── GIVEN RECORDS

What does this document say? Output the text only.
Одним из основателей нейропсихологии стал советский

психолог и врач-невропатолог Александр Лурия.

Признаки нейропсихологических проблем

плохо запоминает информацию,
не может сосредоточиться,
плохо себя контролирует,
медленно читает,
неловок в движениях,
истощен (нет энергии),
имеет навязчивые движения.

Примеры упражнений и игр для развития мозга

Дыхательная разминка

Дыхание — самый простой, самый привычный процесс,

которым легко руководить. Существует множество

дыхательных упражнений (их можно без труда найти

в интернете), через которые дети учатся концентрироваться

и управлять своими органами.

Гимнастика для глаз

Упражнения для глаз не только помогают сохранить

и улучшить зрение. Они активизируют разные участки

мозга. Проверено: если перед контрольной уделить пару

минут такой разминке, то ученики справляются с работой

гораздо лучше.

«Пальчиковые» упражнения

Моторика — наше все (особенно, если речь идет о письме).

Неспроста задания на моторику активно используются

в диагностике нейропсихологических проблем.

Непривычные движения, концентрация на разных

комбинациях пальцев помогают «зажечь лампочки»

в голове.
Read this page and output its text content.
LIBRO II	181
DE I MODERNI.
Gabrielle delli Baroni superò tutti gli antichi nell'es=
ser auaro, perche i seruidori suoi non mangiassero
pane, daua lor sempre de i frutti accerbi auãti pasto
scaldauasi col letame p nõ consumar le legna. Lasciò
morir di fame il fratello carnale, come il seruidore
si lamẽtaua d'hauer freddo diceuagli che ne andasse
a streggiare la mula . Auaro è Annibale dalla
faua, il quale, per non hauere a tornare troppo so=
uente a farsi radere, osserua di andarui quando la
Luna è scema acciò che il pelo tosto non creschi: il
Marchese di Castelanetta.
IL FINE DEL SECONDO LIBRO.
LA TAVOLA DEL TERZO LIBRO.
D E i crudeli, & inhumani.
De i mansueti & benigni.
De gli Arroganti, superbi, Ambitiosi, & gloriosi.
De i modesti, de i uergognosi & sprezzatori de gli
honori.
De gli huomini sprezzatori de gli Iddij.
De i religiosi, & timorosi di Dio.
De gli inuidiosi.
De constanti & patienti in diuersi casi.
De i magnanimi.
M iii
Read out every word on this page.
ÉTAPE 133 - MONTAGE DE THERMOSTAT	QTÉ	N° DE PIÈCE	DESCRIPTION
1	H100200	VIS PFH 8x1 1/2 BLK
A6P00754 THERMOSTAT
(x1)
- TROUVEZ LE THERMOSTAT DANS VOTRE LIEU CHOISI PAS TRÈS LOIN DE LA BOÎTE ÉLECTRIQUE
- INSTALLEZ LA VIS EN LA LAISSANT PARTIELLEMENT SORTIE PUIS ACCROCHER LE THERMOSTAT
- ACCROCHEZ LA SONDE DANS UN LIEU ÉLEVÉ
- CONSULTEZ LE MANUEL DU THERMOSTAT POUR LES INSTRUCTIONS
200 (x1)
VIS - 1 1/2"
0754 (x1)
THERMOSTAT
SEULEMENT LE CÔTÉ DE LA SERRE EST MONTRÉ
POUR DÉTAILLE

────

WRITTEN EXERCISE
Quote, word for word, every line starting at the one that contains "Read this page and output its text content." and ending with the final line of the entries.

EXPECTED OUTPUT
Read this page and output its text content.
LIBRO II	181
DE I MODERNI.
Gabrielle delli Baroni superò tutti gli antichi nell'es=
ser auaro, perche i seruidori suoi non mangiassero
pane, daua lor sempre de i frutti accerbi auãti pasto
scaldauasi col letame p nõ consumar le legna. Lasciò
morir di fame il fratello carnale, come il seruidore
si lamẽtaua d'hauer freddo diceuagli che ne andasse
a streggiare la mula . Auaro è Annibale dalla
faua, il quale, per non hauere a tornare troppo so=
uente a farsi radere, osserua di andarui quando la
Luna è scema acciò che il pelo tosto non creschi: il
Marchese di Castelanetta.
IL FINE DEL SECONDO LIBRO.
LA TAVOLA DEL TERZO LIBRO.
D E i crudeli, & inhumani.
De i mansueti & benigni.
De gli Arroganti, superbi, Ambitiosi, & gloriosi.
De i modesti, de i uergognosi & sprezzatori de gli
honori.
De gli huomini sprezzatori de gli Iddij.
De i religiosi, & timorosi di Dio.
De gli inuidiosi.
De constanti & patienti in diuersi casi.
De i magnanimi.
M iii
Read out every word on this page.
ÉTAPE 133 - MONTAGE DE THERMOSTAT	QTÉ	N° DE PIÈCE	DESCRIPTION
1	H100200	VIS PFH 8x1 1/2 BLK
A6P00754 THERMOSTAT
(x1)
- TROUVEZ LE THERMOSTAT DANS VOTRE LIEU CHOISI PAS TRÈS LOIN DE LA BOÎTE ÉLECTRIQUE
- INSTALLEZ LA VIS EN LA LAISSANT PARTIELLEMENT SORTIE PUIS ACCROCHER LE THERMOSTAT
- ACCROCHEZ LA SONDE DANS UN LIEU ÉLEVÉ
- CONSULTEZ LE MANUEL DU THERMOSTAT POUR LES INSTRUCTIONS
200 (x1)
VIS - 1 1/2"
0754 (x1)
THERMOSTAT
SEULEMENT LE CÔTÉ DE LA SERRE EST MONTRÉ
POUR DÉTAILLE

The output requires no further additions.